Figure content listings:
§ §

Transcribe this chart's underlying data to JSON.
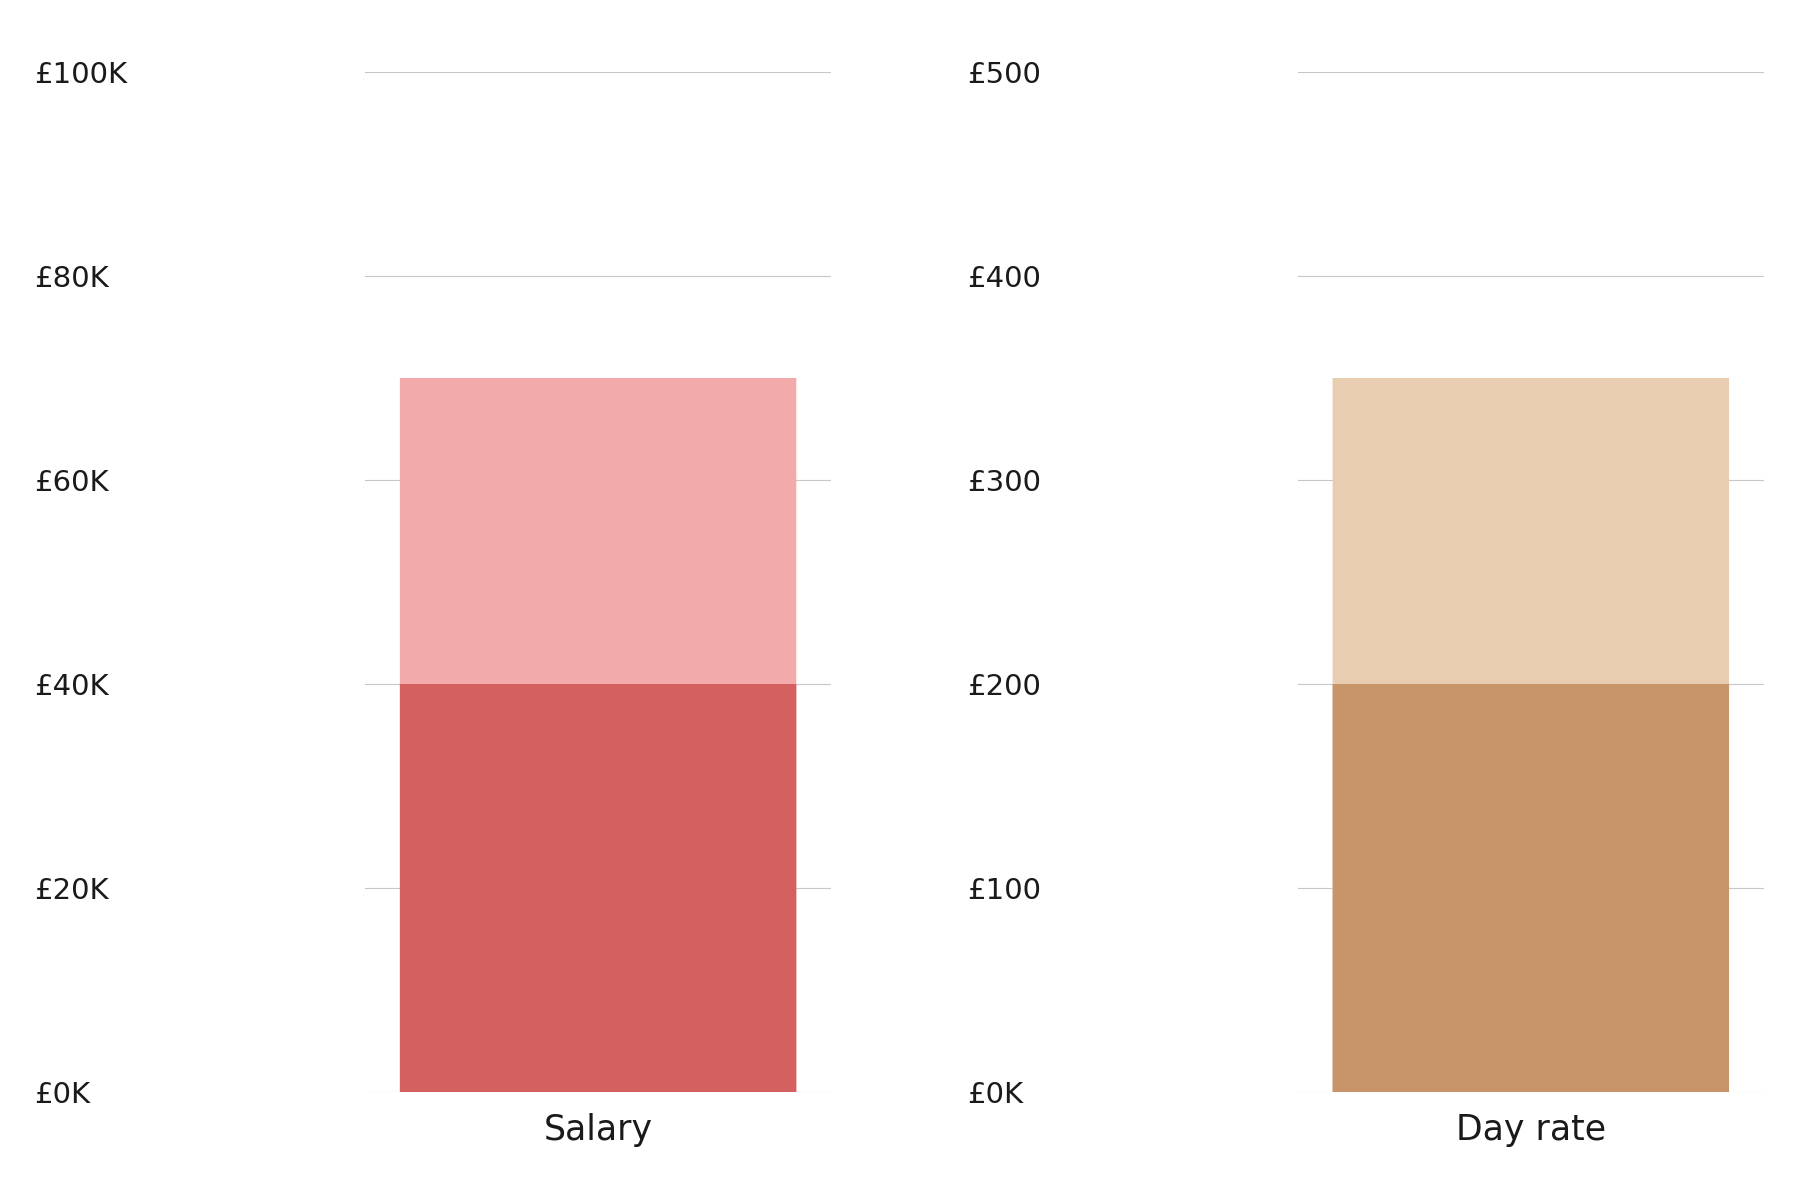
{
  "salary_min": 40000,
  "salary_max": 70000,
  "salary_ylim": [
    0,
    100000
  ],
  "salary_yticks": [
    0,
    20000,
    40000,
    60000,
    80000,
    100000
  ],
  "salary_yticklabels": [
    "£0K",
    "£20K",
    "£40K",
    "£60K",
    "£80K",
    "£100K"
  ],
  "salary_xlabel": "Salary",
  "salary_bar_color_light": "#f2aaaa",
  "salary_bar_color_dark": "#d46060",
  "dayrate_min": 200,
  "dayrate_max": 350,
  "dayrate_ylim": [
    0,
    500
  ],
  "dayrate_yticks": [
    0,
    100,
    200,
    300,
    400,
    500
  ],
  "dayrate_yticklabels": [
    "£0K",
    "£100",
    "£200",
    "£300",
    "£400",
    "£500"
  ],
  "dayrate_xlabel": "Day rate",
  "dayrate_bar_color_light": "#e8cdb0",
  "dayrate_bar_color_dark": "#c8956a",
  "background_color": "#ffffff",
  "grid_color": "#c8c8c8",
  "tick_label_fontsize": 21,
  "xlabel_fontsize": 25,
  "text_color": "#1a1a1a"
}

§ §

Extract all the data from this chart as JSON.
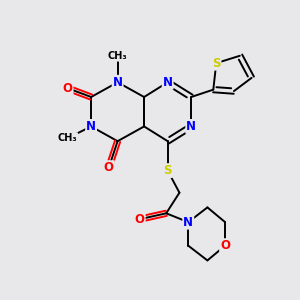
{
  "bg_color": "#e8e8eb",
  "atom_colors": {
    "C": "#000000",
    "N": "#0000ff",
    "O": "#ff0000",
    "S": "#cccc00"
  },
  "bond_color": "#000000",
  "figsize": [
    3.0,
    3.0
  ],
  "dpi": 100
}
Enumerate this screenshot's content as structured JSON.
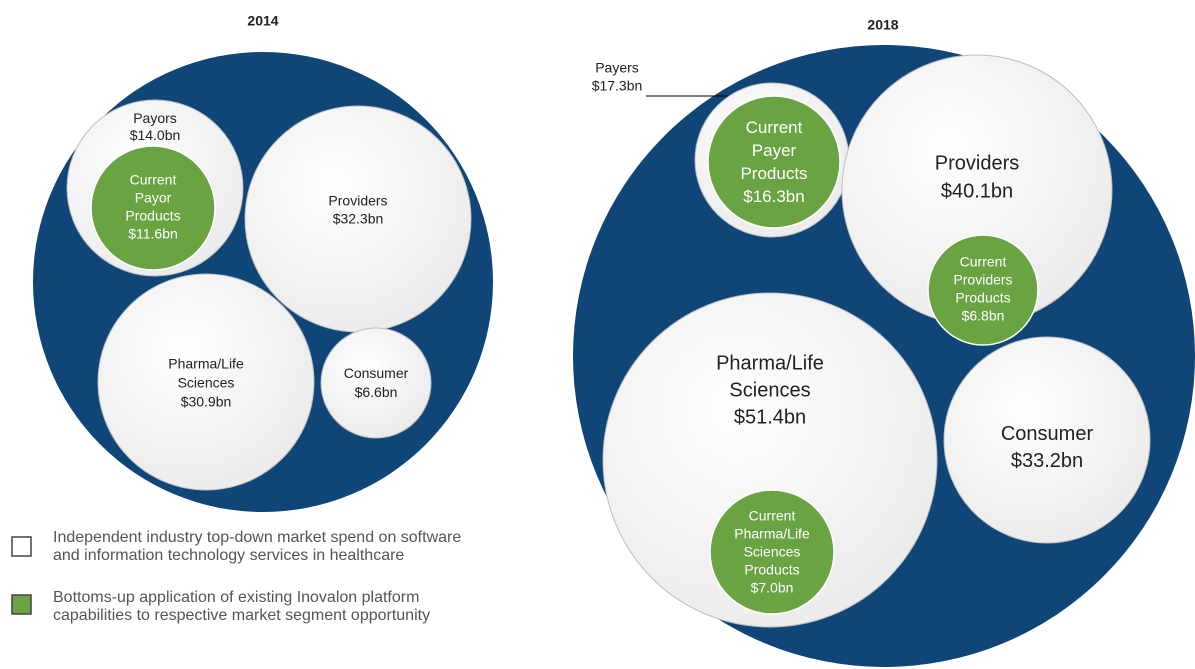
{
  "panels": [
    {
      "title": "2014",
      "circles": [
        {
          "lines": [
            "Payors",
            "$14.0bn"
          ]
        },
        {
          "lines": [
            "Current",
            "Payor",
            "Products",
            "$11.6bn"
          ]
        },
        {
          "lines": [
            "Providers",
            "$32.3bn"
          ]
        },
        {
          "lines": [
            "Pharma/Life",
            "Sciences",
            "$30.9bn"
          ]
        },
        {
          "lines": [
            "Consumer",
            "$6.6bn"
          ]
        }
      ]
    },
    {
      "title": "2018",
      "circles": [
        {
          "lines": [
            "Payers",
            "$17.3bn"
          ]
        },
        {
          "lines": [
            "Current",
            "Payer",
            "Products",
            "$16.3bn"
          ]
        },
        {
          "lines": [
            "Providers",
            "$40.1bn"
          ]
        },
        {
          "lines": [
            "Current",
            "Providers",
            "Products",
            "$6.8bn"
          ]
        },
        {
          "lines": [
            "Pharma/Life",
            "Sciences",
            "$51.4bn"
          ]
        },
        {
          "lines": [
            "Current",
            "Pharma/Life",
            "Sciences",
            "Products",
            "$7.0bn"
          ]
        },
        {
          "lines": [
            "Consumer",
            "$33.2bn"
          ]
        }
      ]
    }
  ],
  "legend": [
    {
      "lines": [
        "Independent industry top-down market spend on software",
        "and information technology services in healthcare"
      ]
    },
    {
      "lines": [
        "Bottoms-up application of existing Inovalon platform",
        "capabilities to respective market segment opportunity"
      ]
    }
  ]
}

§ §

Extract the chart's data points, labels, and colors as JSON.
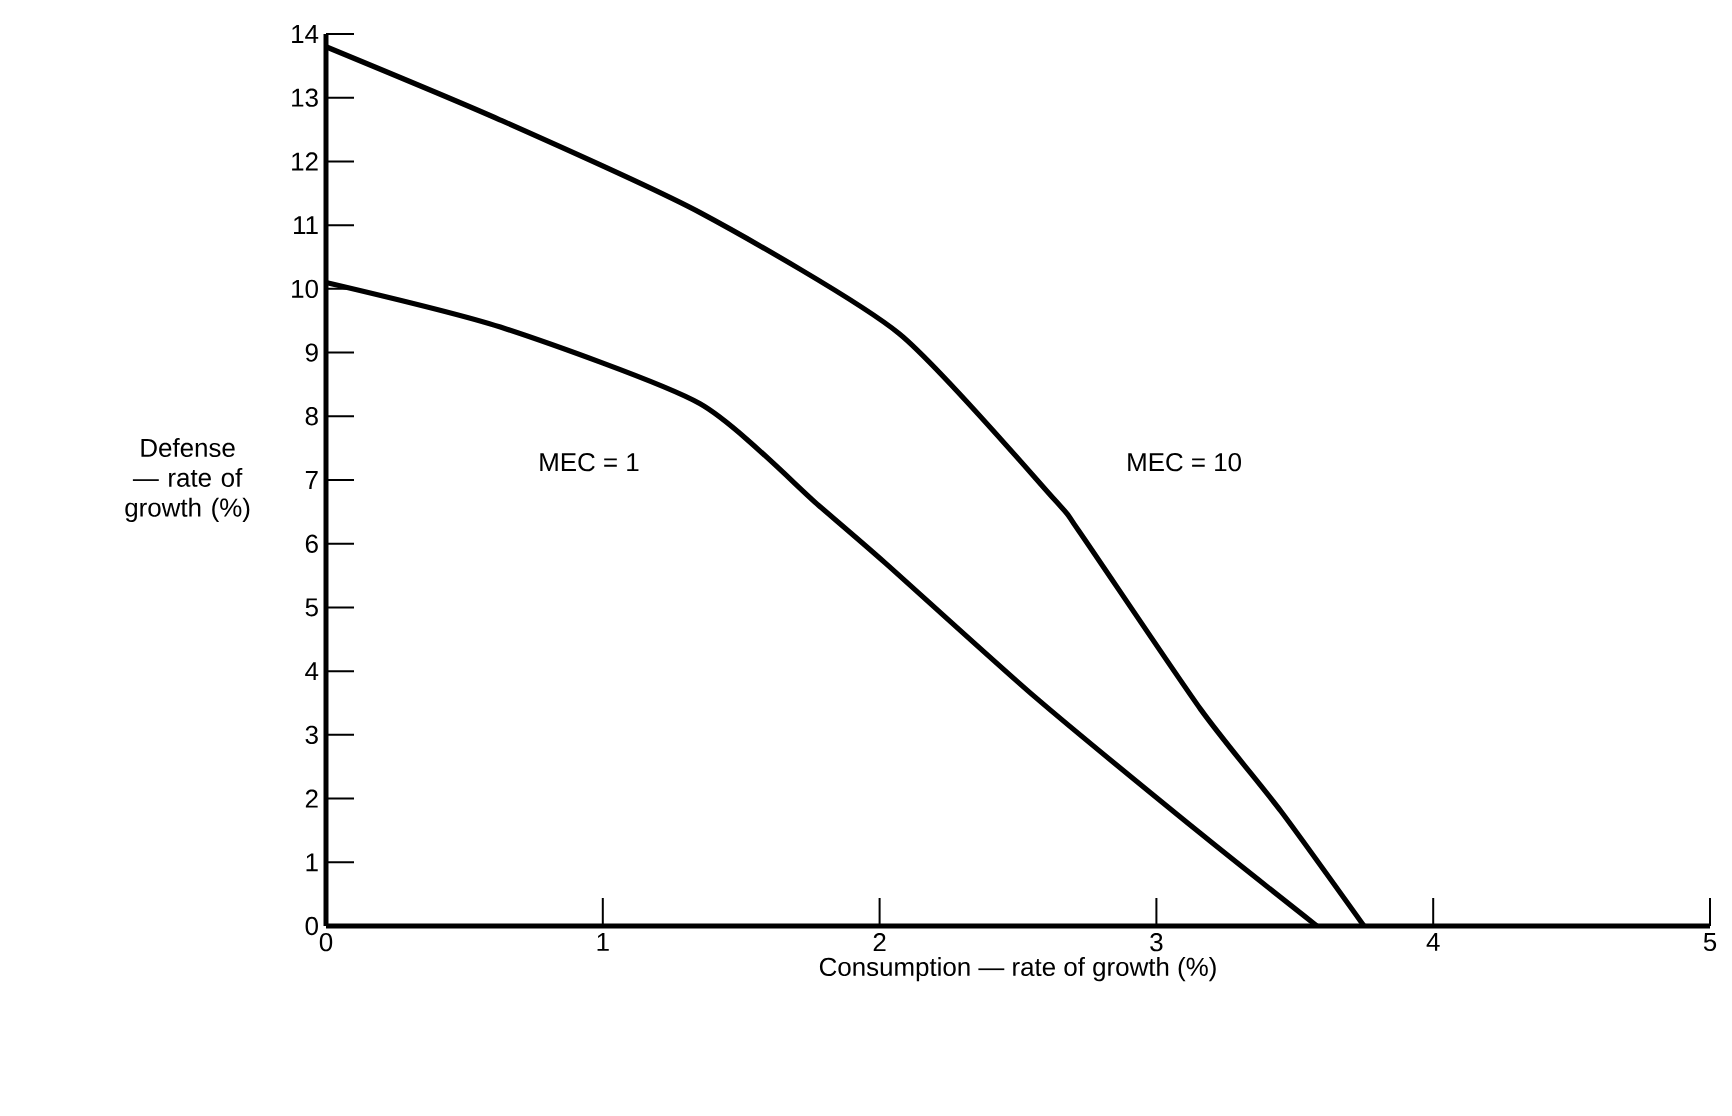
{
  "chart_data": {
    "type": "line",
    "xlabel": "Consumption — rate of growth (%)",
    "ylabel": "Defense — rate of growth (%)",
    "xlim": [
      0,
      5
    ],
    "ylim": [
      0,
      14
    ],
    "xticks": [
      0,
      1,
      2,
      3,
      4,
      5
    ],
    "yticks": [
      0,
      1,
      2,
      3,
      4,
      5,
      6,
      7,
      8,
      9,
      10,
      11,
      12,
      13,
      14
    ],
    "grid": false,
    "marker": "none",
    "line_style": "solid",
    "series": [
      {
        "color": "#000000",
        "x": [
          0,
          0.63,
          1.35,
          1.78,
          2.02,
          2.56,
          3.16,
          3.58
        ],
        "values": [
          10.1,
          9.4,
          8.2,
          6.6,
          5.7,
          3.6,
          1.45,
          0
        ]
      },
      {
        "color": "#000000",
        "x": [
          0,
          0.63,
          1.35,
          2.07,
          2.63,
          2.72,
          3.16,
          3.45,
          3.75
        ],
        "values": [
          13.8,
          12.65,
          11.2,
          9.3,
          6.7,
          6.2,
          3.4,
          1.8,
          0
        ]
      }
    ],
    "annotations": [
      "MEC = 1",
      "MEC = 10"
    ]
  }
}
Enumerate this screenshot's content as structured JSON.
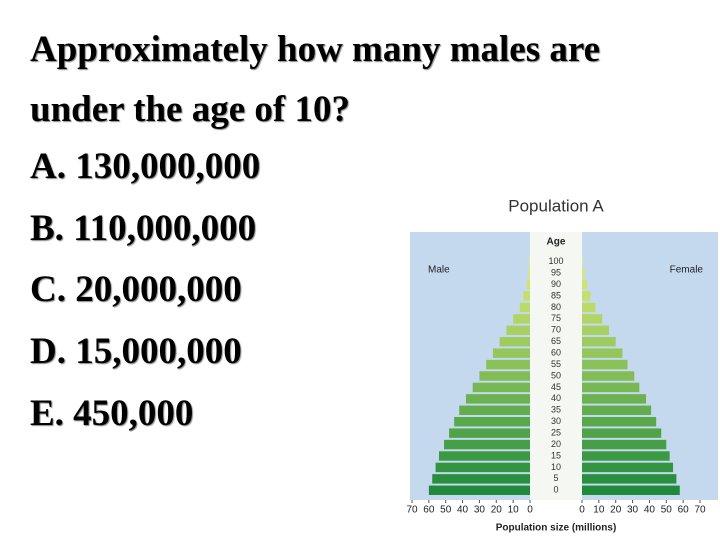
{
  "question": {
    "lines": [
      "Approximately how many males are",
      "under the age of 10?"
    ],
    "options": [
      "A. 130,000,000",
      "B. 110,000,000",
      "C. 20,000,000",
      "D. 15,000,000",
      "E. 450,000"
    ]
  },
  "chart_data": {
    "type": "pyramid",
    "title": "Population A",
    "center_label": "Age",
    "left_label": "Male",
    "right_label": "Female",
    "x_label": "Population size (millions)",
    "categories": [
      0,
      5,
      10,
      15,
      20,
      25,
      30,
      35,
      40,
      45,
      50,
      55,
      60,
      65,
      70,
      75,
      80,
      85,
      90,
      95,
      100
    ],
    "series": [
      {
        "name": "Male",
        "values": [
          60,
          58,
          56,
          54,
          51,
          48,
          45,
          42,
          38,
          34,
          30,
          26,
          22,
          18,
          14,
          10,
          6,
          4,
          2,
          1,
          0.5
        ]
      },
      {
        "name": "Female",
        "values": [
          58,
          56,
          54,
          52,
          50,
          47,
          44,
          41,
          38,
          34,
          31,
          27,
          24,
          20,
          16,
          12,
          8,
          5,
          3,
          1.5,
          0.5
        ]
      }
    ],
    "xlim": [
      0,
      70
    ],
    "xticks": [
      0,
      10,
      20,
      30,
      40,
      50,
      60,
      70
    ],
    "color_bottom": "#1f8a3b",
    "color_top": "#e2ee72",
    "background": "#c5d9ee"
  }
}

§ §

What you have to do — In the records above, find each line with the word "market" and copy it.

Complete answer —
        "Independent industry top-down market spend on software",
        "capabilities to respective market segment opportunity"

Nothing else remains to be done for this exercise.